▶ _TO BE DONE_:
Extract every line that includes the string "Bond".

▶ _STORED RECORDS_:

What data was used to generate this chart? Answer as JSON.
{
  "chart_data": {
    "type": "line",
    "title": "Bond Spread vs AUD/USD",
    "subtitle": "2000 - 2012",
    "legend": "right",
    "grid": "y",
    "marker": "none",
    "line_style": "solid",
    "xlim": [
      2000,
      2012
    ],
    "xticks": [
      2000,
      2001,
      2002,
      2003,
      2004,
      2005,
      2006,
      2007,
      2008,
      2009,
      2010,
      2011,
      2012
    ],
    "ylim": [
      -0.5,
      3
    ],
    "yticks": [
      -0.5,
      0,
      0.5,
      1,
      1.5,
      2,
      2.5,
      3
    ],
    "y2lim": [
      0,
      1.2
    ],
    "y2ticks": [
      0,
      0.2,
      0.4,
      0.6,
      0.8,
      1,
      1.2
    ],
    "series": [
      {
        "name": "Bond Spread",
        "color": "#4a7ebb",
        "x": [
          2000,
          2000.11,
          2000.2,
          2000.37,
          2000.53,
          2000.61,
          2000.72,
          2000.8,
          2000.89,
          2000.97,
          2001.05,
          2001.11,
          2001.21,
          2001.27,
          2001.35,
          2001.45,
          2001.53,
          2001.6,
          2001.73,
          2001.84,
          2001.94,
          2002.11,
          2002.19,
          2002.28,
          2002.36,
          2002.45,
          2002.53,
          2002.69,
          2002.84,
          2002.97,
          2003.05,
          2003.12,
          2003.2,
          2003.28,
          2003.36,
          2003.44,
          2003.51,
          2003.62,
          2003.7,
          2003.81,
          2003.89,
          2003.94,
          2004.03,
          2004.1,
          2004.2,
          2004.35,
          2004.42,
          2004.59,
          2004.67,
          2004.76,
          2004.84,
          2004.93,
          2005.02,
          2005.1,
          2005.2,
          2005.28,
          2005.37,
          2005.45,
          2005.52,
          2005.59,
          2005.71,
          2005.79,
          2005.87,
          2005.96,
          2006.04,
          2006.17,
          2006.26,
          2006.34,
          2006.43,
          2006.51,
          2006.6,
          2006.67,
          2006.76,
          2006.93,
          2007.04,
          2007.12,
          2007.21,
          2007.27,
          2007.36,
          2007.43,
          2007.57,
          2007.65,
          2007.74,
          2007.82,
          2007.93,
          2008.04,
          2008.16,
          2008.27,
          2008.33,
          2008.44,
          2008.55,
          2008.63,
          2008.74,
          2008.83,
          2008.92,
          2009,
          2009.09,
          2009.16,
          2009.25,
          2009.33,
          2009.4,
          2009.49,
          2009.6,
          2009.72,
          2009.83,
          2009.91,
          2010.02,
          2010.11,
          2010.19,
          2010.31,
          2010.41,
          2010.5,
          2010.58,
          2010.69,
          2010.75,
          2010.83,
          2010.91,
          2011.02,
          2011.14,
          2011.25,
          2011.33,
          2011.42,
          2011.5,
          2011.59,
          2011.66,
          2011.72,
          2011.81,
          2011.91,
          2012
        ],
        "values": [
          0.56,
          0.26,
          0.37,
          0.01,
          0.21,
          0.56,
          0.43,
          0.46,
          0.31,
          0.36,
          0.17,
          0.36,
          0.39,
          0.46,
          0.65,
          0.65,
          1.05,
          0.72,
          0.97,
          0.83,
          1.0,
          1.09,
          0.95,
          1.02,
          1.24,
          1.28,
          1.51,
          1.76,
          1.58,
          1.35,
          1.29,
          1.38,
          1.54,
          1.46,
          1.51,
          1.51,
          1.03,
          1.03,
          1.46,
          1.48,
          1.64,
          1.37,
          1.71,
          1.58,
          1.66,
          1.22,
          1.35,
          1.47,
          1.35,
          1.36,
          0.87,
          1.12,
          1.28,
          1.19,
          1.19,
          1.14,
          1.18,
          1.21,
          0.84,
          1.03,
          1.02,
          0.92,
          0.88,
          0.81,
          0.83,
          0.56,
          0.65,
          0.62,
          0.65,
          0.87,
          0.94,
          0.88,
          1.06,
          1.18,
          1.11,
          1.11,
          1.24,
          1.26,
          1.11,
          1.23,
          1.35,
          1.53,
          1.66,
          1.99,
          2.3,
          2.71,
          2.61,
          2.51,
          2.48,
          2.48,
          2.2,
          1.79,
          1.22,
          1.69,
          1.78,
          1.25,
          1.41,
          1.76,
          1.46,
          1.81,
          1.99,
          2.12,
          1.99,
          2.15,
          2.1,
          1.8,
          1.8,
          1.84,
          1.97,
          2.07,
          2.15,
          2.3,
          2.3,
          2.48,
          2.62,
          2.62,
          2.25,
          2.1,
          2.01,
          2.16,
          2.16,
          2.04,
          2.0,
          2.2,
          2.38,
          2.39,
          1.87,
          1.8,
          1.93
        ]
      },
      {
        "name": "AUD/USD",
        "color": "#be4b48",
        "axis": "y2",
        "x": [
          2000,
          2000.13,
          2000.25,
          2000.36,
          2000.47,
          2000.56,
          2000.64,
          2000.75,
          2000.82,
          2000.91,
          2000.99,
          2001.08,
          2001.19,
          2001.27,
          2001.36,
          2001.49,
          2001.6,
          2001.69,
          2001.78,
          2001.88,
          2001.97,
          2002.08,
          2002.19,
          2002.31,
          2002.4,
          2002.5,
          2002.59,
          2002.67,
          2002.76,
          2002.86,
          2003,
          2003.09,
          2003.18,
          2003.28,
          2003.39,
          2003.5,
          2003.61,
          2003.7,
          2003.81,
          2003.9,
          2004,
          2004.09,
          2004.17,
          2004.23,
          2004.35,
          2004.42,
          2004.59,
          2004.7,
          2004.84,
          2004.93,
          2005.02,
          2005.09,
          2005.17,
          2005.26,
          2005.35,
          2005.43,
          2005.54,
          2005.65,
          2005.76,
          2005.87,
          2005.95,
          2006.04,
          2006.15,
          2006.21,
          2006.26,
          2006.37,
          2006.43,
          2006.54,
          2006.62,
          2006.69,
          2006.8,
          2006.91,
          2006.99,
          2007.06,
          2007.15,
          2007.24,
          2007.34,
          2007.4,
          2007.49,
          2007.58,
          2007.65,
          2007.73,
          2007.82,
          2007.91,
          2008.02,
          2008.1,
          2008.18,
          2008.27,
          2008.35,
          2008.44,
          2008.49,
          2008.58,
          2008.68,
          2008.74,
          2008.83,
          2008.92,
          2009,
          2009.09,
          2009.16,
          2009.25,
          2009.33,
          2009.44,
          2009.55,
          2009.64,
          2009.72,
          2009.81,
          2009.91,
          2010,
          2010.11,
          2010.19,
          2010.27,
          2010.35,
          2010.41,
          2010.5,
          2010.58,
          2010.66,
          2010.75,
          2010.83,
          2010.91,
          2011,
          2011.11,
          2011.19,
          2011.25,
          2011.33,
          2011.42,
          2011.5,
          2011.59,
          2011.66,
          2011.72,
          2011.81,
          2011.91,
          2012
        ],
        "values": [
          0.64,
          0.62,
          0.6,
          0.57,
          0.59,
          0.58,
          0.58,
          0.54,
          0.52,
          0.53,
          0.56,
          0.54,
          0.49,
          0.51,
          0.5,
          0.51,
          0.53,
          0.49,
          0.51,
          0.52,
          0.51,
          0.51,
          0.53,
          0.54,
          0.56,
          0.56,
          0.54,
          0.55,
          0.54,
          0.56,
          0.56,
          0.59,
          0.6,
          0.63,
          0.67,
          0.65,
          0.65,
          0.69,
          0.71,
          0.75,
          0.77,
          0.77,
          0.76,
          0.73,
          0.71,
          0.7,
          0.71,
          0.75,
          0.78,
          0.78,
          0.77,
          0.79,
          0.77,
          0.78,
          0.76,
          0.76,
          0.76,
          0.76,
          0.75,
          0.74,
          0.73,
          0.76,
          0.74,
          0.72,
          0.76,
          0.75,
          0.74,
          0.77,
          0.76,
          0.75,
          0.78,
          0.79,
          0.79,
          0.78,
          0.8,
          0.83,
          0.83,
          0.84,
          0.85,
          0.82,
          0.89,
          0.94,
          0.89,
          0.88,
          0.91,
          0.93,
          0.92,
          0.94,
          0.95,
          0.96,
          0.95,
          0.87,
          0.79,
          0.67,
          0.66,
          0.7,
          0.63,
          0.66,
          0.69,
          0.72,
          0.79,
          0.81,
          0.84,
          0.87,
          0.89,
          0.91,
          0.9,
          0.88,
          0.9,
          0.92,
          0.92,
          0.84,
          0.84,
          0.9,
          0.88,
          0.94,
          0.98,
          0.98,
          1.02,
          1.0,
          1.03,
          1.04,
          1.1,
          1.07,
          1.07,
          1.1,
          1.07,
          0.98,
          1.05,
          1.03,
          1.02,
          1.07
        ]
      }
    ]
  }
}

▶ _ANSWER TO THIS PROBLEM_:
    "title": "Bond Spread vs AUD/USD",
        "name": "Bond Spread",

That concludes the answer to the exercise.